Gather each line in the entries that includes the string "document".

[PROVIDED RECORDS]:
_____

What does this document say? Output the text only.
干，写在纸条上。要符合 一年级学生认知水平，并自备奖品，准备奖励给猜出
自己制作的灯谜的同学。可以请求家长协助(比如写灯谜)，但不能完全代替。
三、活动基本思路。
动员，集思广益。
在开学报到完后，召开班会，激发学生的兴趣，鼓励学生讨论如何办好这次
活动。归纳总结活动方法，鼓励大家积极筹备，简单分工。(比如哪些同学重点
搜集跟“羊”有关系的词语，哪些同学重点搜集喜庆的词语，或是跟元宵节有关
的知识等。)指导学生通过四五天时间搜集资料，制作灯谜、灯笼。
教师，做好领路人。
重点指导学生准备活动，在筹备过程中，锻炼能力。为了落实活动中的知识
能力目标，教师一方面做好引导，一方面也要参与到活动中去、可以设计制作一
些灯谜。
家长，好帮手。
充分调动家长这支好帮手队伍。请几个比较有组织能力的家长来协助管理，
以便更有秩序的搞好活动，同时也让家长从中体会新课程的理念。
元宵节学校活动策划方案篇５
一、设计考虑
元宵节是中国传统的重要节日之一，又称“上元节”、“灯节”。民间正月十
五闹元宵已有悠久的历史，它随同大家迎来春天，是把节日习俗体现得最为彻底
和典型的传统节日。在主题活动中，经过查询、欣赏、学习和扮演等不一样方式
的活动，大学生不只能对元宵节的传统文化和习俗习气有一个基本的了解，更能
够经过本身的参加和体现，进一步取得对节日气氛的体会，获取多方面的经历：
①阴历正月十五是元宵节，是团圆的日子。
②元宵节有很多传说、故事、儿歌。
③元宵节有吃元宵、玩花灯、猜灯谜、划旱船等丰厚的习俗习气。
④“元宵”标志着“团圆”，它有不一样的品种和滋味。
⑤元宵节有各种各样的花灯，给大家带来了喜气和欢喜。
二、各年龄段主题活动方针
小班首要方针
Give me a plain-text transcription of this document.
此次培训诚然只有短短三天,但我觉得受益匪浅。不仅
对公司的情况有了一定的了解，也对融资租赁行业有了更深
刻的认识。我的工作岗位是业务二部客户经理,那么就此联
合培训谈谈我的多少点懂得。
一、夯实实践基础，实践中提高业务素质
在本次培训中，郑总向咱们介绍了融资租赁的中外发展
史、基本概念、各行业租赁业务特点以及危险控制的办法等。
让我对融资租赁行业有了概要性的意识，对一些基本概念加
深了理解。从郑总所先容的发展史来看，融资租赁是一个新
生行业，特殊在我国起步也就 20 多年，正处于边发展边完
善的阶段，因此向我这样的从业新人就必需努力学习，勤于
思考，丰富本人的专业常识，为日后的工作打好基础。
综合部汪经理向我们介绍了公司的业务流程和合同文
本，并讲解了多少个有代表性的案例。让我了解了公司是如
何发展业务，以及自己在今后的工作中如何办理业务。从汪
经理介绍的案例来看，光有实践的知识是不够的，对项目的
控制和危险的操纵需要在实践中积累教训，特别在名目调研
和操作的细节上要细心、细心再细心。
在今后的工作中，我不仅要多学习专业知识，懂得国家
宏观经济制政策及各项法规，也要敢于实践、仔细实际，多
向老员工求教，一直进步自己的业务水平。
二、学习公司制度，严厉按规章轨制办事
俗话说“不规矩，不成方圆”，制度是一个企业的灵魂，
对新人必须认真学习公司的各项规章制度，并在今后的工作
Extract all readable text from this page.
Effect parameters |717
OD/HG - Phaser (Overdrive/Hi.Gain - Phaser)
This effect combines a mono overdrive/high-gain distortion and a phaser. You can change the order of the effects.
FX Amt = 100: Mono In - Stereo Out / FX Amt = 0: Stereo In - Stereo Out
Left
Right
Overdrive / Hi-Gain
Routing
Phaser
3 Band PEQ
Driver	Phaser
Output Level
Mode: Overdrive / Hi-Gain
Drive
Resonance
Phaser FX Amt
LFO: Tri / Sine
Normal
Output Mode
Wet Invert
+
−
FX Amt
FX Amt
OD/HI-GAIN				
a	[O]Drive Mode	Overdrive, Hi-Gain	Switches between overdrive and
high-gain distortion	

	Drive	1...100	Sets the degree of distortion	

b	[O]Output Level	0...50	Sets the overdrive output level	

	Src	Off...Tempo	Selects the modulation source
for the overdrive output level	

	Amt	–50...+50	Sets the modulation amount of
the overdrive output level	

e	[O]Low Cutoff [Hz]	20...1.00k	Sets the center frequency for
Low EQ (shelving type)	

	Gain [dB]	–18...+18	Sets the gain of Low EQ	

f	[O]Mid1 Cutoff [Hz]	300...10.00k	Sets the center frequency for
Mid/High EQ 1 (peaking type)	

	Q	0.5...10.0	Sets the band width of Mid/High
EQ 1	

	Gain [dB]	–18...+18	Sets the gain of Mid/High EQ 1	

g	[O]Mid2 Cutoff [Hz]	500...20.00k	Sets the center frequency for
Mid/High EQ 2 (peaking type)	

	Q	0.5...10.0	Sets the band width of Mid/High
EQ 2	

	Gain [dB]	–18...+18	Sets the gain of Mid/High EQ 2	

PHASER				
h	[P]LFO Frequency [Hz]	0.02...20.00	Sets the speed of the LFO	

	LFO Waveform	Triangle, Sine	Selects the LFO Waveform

_____

[CORRECT ANSWER]:
What does this document say? Output the text only.
Give me a plain-text transcription of this document.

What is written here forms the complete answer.